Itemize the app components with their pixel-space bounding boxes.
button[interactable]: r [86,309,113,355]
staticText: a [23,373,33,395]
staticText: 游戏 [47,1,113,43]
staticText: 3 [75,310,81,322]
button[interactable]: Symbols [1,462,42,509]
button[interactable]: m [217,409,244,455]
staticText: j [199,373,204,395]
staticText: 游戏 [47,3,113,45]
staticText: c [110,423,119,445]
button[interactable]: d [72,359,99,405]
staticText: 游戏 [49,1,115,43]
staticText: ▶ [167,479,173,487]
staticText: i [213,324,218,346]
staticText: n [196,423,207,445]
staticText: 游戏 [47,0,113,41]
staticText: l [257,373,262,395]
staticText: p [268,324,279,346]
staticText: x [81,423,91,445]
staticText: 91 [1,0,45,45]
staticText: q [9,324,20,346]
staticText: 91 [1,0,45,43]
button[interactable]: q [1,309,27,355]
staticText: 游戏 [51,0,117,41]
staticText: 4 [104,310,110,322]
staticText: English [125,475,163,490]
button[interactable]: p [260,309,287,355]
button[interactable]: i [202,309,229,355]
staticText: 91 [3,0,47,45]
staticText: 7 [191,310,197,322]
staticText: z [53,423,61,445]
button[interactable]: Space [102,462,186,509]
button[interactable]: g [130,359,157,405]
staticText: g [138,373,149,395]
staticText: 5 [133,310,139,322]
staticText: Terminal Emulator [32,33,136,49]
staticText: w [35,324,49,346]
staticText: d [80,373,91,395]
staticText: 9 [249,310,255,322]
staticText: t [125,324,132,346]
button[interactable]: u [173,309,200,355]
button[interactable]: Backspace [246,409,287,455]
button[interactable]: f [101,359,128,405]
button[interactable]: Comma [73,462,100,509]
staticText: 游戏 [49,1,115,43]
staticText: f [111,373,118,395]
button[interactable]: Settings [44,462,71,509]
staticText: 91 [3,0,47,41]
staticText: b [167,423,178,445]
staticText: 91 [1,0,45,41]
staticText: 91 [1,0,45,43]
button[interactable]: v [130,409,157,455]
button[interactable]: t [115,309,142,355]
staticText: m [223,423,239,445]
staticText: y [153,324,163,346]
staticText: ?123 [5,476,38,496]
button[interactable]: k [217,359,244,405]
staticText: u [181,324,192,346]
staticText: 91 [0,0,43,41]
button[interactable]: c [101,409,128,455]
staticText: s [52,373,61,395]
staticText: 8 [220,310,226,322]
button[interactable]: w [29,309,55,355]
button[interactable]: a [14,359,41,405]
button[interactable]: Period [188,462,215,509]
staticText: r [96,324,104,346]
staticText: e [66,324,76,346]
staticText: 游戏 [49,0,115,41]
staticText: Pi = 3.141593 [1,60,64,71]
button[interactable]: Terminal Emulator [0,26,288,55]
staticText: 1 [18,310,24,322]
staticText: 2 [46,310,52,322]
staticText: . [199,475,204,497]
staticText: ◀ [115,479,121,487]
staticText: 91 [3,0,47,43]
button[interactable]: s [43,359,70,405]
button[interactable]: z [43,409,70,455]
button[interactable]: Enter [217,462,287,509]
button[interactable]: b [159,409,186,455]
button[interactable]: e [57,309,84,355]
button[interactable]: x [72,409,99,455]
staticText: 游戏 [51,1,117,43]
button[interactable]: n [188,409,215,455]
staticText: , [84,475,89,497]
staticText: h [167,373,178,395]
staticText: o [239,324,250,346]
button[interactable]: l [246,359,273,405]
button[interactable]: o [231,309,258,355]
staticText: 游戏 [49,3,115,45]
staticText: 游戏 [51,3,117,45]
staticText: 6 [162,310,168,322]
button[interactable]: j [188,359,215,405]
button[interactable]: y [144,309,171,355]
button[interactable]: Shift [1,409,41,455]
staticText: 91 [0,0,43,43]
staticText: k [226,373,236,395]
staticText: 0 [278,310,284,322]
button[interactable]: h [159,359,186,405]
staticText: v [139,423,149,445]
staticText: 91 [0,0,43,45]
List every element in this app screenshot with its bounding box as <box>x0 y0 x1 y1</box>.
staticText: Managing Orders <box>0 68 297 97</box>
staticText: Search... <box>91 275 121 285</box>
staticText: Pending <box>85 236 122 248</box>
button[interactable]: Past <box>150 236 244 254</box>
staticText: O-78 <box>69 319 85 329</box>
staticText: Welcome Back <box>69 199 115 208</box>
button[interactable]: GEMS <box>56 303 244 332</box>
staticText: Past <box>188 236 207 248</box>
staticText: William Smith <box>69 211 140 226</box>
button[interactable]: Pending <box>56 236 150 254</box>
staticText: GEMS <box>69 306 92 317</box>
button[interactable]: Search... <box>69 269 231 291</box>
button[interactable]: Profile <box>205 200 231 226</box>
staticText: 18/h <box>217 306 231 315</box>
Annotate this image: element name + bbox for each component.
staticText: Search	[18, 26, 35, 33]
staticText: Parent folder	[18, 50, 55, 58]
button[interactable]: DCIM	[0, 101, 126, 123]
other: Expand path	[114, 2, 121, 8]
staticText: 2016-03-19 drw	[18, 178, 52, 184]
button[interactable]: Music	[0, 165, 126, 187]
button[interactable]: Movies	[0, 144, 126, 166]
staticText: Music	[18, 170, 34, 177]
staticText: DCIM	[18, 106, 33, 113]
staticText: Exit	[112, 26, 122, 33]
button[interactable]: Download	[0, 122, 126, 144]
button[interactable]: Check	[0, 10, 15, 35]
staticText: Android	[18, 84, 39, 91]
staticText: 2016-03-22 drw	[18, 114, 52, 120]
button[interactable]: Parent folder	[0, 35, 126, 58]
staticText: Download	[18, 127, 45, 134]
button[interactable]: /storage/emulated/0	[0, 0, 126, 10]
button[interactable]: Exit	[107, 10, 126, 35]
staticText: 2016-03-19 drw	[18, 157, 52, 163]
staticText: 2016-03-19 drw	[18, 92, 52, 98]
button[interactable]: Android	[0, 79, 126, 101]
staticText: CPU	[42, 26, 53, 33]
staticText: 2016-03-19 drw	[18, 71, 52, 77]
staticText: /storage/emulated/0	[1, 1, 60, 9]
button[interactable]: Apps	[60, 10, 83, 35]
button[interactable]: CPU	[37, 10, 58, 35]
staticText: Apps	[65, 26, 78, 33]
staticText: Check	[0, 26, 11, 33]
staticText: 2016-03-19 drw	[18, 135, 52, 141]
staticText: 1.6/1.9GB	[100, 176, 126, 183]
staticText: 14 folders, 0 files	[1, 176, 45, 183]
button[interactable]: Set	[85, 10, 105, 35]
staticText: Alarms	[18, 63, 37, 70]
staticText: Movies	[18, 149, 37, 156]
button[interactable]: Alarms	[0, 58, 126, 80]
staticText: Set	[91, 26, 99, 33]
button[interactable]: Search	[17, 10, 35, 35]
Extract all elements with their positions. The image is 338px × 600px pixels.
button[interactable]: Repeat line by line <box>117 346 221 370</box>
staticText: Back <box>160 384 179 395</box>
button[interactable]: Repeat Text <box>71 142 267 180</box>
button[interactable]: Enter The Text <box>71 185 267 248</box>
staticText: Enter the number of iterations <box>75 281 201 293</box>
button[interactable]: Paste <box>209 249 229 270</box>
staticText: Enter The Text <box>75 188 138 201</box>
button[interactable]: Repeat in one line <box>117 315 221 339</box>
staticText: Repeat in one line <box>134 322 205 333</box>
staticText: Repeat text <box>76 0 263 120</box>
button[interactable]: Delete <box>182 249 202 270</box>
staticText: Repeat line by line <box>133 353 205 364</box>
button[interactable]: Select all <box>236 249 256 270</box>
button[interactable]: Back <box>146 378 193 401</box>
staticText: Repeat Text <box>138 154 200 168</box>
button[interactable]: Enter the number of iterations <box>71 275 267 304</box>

####################

# WHAT IS NEEDED:
Report every line of the listing above that contains the string "Repeat".

# PROBLEM SOLUTION:
button[interactable]: Repeat line by line <box>117 346 221 370</box>
button[interactable]: Repeat Text <box>71 142 267 180</box>
button[interactable]: Repeat in one line <box>117 315 221 339</box>
staticText: Repeat in one line <box>134 322 205 333</box>
staticText: Repeat text <box>76 0 263 120</box>
staticText: Repeat line by line <box>133 353 205 364</box>
staticText: Repeat Text <box>138 154 200 168</box>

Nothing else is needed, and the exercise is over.